**Written problem**:
Without including any images, reproduce each entry exactly.
┌─ Data supplied
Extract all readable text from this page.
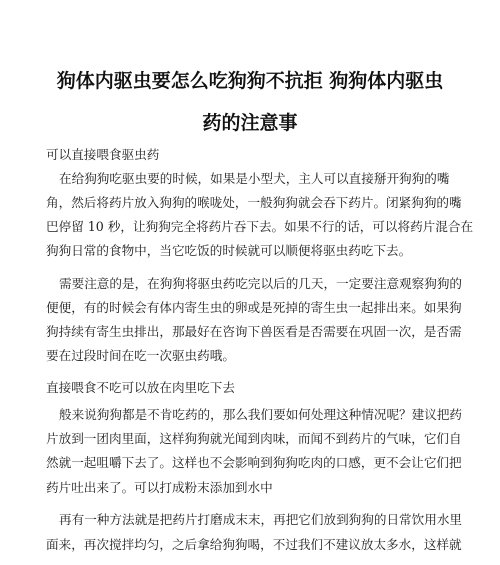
狗体内驱虫要怎么吃狗狗不抗拒 狗狗体内驱虫
药的注意事

可以直接喂食驱虫药

在给狗狗吃驱虫要的时候，如果是小型犬，主人可以直接掰开狗狗的嘴

角，然后将药片放入狗狗的喉咙处，一般狗狗就会吞下药片。闭紧狗狗的嘴

巴停留 10 秒，让狗狗完全将药片吞下去。如果不行的话，可以将药片混合在

狗狗日常的食物中，当它吃饭的时候就可以顺便将驱虫药吃下去。

需要注意的是，在狗狗将驱虫药吃完以后的几天，一定要注意观察狗狗的

便便，有的时候会有体内寄生虫的卵或是死掉的寄生虫一起排出来。如果狗

狗持续有寄生虫排出，那最好在咨询下兽医看是否需要在巩固一次，是否需

要在过段时间在吃一次驱虫药哦。

直接喂食不吃可以放在肉里吃下去

般来说狗狗都是不肯吃药的，那么我们要如何处理这种情况呢？建议把药

片放到一团肉里面，这样狗狗就光闻到肉味，而闻不到药片的气味，它们自

然就一起咀嚼下去了。这样也不会影响到狗狗吃肉的口感，更不会让它们把

药片吐出来了。可以打成粉末添加到水中

再有一种方法就是把药片打磨成末末，再把它们放到狗狗的日常饮用水里

面来，再次搅拌均匀，之后拿给狗狗喝，不过我们不建议放太多水，这样就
└─
**Written answer**:
Extract all readable text from this page.
狗体内驱虫要怎么吃狗狗不抗拒 狗狗体内驱虫
药的注意事

可以直接喂食驱虫药

在给狗狗吃驱虫要的时候，如果是小型犬，主人可以直接掰开狗狗的嘴

角，然后将药片放入狗狗的喉咙处，一般狗狗就会吞下药片。闭紧狗狗的嘴

巴停留 10 秒，让狗狗完全将药片吞下去。如果不行的话，可以将药片混合在

狗狗日常的食物中，当它吃饭的时候就可以顺便将驱虫药吃下去。

需要注意的是，在狗狗将驱虫药吃完以后的几天，一定要注意观察狗狗的

便便，有的时候会有体内寄生虫的卵或是死掉的寄生虫一起排出来。如果狗

狗持续有寄生虫排出，那最好在咨询下兽医看是否需要在巩固一次，是否需

要在过段时间在吃一次驱虫药哦。

直接喂食不吃可以放在肉里吃下去

般来说狗狗都是不肯吃药的，那么我们要如何处理这种情况呢？建议把药

片放到一团肉里面，这样狗狗就光闻到肉味，而闻不到药片的气味，它们自

然就一起咀嚼下去了。这样也不会影响到狗狗吃肉的口感，更不会让它们把

药片吐出来了。可以打成粉末添加到水中

再有一种方法就是把药片打磨成末末，再把它们放到狗狗的日常饮用水里

面来，再次搅拌均匀，之后拿给狗狗喝，不过我们不建议放太多水，这样就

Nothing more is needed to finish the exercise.